▶ RECORDS TO USE:
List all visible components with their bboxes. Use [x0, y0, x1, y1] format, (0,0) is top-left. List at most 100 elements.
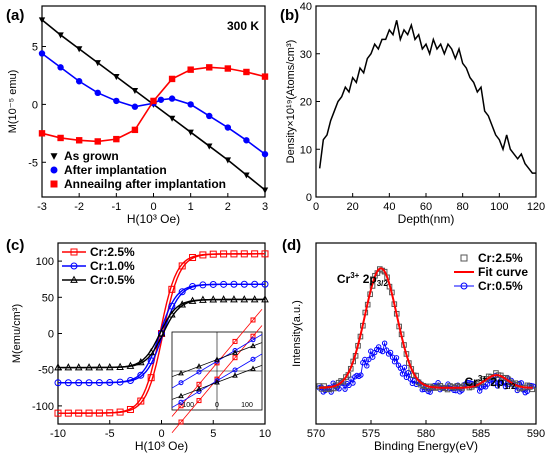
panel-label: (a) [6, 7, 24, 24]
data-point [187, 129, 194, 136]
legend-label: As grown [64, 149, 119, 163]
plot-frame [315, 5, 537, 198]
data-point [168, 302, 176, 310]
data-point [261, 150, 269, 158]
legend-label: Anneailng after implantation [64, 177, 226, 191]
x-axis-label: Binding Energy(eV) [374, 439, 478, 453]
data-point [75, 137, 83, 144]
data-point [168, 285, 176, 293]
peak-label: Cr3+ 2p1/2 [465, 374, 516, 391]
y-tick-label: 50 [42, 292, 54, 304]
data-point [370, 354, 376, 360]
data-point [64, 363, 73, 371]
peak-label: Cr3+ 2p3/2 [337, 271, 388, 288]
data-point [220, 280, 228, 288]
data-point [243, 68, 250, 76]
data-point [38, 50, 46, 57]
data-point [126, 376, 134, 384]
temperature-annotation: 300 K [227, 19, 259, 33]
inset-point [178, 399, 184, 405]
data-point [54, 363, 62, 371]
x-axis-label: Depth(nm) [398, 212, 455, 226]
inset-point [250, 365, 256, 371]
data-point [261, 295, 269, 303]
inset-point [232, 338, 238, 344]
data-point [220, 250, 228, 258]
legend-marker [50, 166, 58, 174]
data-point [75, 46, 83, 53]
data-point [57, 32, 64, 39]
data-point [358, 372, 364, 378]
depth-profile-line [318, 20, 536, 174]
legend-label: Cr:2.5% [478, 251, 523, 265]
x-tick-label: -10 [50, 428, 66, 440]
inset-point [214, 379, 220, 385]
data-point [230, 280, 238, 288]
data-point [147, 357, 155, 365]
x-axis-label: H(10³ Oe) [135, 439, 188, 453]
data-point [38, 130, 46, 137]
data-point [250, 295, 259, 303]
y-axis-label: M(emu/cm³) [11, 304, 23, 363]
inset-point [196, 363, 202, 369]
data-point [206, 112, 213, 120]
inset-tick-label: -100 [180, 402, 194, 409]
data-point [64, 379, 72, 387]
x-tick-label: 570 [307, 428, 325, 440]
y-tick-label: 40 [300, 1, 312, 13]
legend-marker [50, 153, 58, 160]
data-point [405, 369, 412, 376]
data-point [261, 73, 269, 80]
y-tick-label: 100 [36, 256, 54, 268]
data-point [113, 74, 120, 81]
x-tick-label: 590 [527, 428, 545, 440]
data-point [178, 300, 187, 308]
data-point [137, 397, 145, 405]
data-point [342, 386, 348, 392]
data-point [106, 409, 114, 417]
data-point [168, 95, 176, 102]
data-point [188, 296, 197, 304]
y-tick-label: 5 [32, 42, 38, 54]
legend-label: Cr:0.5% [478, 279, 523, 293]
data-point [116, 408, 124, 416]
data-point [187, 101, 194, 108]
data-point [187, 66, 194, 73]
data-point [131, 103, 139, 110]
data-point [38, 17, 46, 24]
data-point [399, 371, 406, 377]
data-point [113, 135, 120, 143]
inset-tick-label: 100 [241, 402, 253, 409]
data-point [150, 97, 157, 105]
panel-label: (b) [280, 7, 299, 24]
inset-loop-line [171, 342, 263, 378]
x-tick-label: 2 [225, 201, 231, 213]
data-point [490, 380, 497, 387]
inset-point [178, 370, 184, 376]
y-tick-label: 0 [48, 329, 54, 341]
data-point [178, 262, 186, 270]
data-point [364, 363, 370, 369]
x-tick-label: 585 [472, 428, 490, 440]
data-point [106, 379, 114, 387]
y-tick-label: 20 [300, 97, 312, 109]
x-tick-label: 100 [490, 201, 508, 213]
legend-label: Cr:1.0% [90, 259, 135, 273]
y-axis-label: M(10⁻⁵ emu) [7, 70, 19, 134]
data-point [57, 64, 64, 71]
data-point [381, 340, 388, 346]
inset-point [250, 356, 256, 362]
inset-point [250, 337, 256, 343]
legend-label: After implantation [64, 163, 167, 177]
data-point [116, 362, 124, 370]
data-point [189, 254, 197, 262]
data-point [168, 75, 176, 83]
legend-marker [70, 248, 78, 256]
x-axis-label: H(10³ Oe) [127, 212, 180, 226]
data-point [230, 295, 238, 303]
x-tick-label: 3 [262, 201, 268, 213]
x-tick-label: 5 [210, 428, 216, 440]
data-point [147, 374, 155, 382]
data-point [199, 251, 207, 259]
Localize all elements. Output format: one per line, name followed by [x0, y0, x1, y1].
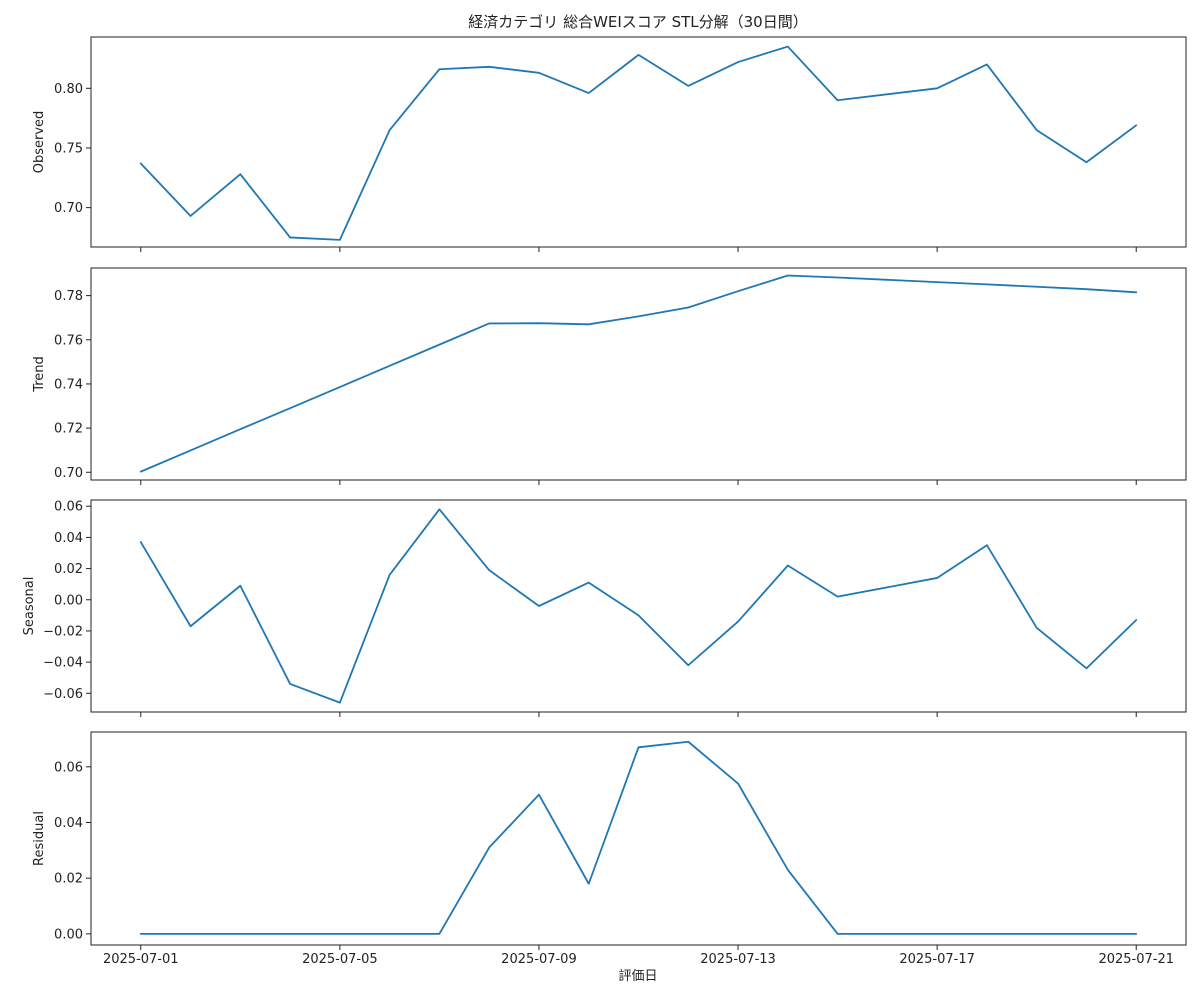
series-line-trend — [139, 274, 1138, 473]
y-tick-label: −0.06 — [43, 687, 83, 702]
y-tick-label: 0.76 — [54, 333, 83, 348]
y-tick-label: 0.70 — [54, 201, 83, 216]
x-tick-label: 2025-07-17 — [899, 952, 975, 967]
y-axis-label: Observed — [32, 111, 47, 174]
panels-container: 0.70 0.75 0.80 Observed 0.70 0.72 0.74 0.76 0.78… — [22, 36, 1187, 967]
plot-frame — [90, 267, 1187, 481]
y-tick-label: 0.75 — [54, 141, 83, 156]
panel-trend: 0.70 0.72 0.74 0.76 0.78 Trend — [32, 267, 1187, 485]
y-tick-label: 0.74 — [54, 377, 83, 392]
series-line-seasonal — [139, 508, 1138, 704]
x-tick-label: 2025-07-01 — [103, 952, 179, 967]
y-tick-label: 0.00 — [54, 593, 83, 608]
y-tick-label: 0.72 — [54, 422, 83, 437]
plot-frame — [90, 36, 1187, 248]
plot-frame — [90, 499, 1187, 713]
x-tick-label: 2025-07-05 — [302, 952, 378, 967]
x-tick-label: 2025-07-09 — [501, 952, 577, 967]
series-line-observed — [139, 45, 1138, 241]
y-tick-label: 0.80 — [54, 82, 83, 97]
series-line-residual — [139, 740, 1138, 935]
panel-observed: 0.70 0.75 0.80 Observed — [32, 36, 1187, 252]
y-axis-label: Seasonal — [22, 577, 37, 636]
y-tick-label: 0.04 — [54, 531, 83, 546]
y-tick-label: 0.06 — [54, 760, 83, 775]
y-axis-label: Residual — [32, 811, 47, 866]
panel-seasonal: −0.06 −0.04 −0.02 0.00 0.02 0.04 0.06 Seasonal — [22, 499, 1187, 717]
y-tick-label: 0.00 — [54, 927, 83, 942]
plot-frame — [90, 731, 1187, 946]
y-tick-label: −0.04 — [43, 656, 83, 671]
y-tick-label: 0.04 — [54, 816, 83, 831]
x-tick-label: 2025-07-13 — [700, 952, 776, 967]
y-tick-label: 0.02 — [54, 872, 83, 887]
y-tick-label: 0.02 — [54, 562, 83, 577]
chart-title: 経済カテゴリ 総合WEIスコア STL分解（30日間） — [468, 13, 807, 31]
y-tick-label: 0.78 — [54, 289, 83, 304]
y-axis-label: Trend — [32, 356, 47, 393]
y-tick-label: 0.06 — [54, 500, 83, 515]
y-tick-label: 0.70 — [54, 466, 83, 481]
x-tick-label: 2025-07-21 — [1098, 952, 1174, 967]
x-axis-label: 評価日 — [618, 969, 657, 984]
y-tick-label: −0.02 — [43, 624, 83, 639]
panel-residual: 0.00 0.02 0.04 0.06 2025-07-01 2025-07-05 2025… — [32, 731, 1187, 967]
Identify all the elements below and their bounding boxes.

▶ PROBLEM TO WORK ON: Copy all of the rows above word for word, leaving out the pictures.

▶ FINISHED EXERCISE:
List all visible components with their bboxes. Use [x0, y0, x1, y1] format, (0,0) is top-left. List at most 100 elements.
panel-label: (a) [6, 7, 24, 24]
data-point [187, 129, 194, 136]
legend-label: As grown [64, 149, 119, 163]
plot-frame [315, 5, 537, 198]
data-point [168, 302, 176, 310]
data-point [261, 150, 269, 158]
legend-label: Anneailng after implantation [64, 177, 226, 191]
x-axis-label: Binding Energy(eV) [374, 439, 478, 453]
data-point [75, 137, 83, 144]
data-point [168, 285, 176, 293]
peak-label: Cr3+ 2p1/2 [465, 374, 516, 391]
y-tick-label: 50 [42, 292, 54, 304]
data-point [370, 354, 376, 360]
data-point [64, 363, 73, 371]
peak-label: Cr3+ 2p3/2 [337, 271, 388, 288]
data-point [220, 280, 228, 288]
data-point [243, 68, 250, 76]
data-point [38, 50, 46, 57]
data-point [126, 376, 134, 384]
temperature-annotation: 300 K [227, 19, 259, 33]
inset-point [178, 399, 184, 405]
data-point [54, 363, 62, 371]
x-axis-label: Depth(nm) [398, 212, 455, 226]
inset-point [250, 365, 256, 371]
data-point [261, 295, 269, 303]
inset-point [232, 338, 238, 344]
data-point [220, 250, 228, 258]
legend-marker [50, 166, 58, 174]
data-point [75, 46, 83, 53]
data-point [57, 32, 64, 39]
data-point [358, 372, 364, 378]
depth-profile-line [318, 20, 536, 174]
legend-label: Cr:2.5% [478, 251, 523, 265]
x-tick-label: -10 [50, 428, 66, 440]
inset-point [214, 379, 220, 385]
data-point [230, 280, 238, 288]
data-point [147, 357, 155, 365]
x-axis-label: H(10³ Oe) [135, 439, 188, 453]
data-point [38, 130, 46, 137]
data-point [250, 295, 259, 303]
y-axis-label: M(emu/cm³) [11, 304, 23, 363]
inset-point [196, 363, 202, 369]
data-point [206, 112, 213, 120]
inset-tick-label: -100 [180, 402, 194, 409]
data-point [64, 379, 72, 387]
x-tick-label: 570 [307, 428, 325, 440]
y-tick-label: 40 [300, 1, 312, 13]
legend-marker [50, 153, 58, 160]
data-point [405, 369, 412, 376]
data-point [261, 73, 269, 80]
y-tick-label: 100 [36, 256, 54, 268]
data-point [113, 74, 120, 81]
x-tick-label: 590 [527, 428, 545, 440]
data-point [178, 300, 187, 308]
data-point [137, 397, 145, 405]
data-point [342, 386, 348, 392]
data-point [106, 409, 114, 417]
data-point [168, 95, 176, 102]
data-point [188, 296, 197, 304]
y-tick-label: 5 [32, 42, 38, 54]
legend-label: Cr:0.5% [478, 279, 523, 293]
data-point [116, 408, 124, 416]
data-point [187, 101, 194, 108]
data-point [187, 66, 194, 73]
data-point [131, 103, 139, 110]
data-point [38, 17, 46, 24]
data-point [399, 371, 406, 377]
data-point [113, 135, 120, 143]
inset-tick-label: 100 [241, 402, 253, 409]
data-point [150, 97, 157, 105]
panel-label: (b) [280, 7, 299, 24]
inset-loop-line [171, 342, 263, 378]
x-tick-label: 2 [225, 201, 231, 213]
data-point [490, 380, 497, 387]
inset-point [178, 370, 184, 376]
y-tick-label: 0 [48, 329, 54, 341]
data-point [178, 262, 186, 270]
data-point [364, 363, 370, 369]
x-tick-label: 585 [472, 428, 490, 440]
data-point [106, 379, 114, 387]
y-tick-label: 20 [300, 97, 312, 109]
x-tick-label: 100 [490, 201, 508, 213]
legend-label: Cr:1.0% [90, 259, 135, 273]
y-axis-label: M(10⁻⁵ emu) [7, 70, 19, 134]
data-point [57, 64, 64, 71]
data-point [381, 340, 388, 346]
inset-point [250, 356, 256, 362]
inset-point [250, 337, 256, 343]
legend-label: After implantation [64, 163, 167, 177]
data-point [116, 362, 124, 370]
data-point [189, 254, 197, 262]
data-point [168, 75, 176, 83]
legend-marker [70, 248, 78, 256]
x-axis-label: H(10³ Oe) [127, 212, 180, 226]
data-point [230, 295, 238, 303]
x-tick-label: 3 [262, 201, 268, 213]
x-tick-label: 5 [210, 428, 216, 440]
data-point [147, 374, 155, 382]
data-point [199, 251, 207, 259]
Localize all elements. Output format: one per line, name followed by [x0, y0, x1, y1].
series-line-trend — [139, 274, 1138, 473]
y-tick-label: −0.06 — [43, 687, 83, 702]
y-tick-label: 0.76 — [54, 333, 83, 348]
y-tick-label: 0.70 — [54, 201, 83, 216]
x-tick-label: 2025-07-17 — [899, 952, 975, 967]
y-axis-label: Observed — [32, 111, 47, 174]
panels-container: 0.70 0.75 0.80 Observed 0.70 0.72 0.74 0.76 0.78… — [22, 36, 1187, 967]
plot-frame — [90, 267, 1187, 481]
y-tick-label: 0.75 — [54, 141, 83, 156]
panel-trend: 0.70 0.72 0.74 0.76 0.78 Trend — [32, 267, 1187, 485]
y-tick-label: 0.74 — [54, 377, 83, 392]
series-line-seasonal — [139, 508, 1138, 704]
x-tick-label: 2025-07-01 — [103, 952, 179, 967]
y-tick-label: 0.00 — [54, 593, 83, 608]
y-tick-label: 0.72 — [54, 422, 83, 437]
plot-frame — [90, 36, 1187, 248]
plot-frame — [90, 499, 1187, 713]
x-tick-label: 2025-07-05 — [302, 952, 378, 967]
x-tick-label: 2025-07-09 — [501, 952, 577, 967]
series-line-observed — [139, 45, 1138, 241]
y-tick-label: 0.80 — [54, 82, 83, 97]
series-line-residual — [139, 740, 1138, 935]
panel-observed: 0.70 0.75 0.80 Observed — [32, 36, 1187, 252]
y-axis-label: Seasonal — [22, 577, 37, 636]
y-tick-label: 0.04 — [54, 531, 83, 546]
y-tick-label: 0.06 — [54, 760, 83, 775]
y-axis-label: Residual — [32, 811, 47, 866]
panel-seasonal: −0.06 −0.04 −0.02 0.00 0.02 0.04 0.06 Seasonal — [22, 499, 1187, 717]
y-tick-label: 0.00 — [54, 927, 83, 942]
plot-frame — [90, 731, 1187, 946]
y-tick-label: −0.04 — [43, 656, 83, 671]
y-tick-label: 0.04 — [54, 816, 83, 831]
x-tick-label: 2025-07-13 — [700, 952, 776, 967]
y-tick-label: 0.02 — [54, 872, 83, 887]
y-tick-label: 0.02 — [54, 562, 83, 577]
chart-title: 経済カテゴリ 総合WEIスコア STL分解（30日間） — [468, 13, 807, 31]
y-tick-label: 0.78 — [54, 289, 83, 304]
y-axis-label: Trend — [32, 356, 47, 393]
y-tick-label: 0.06 — [54, 500, 83, 515]
y-tick-label: 0.70 — [54, 466, 83, 481]
x-tick-label: 2025-07-21 — [1098, 952, 1174, 967]
x-axis-label: 評価日 — [618, 969, 657, 984]
y-tick-label: −0.02 — [43, 624, 83, 639]
panel-residual: 0.00 0.02 0.04 0.06 2025-07-01 2025-07-05 2025… — [32, 731, 1187, 967]
Identify all the elements below and their bounding boxes.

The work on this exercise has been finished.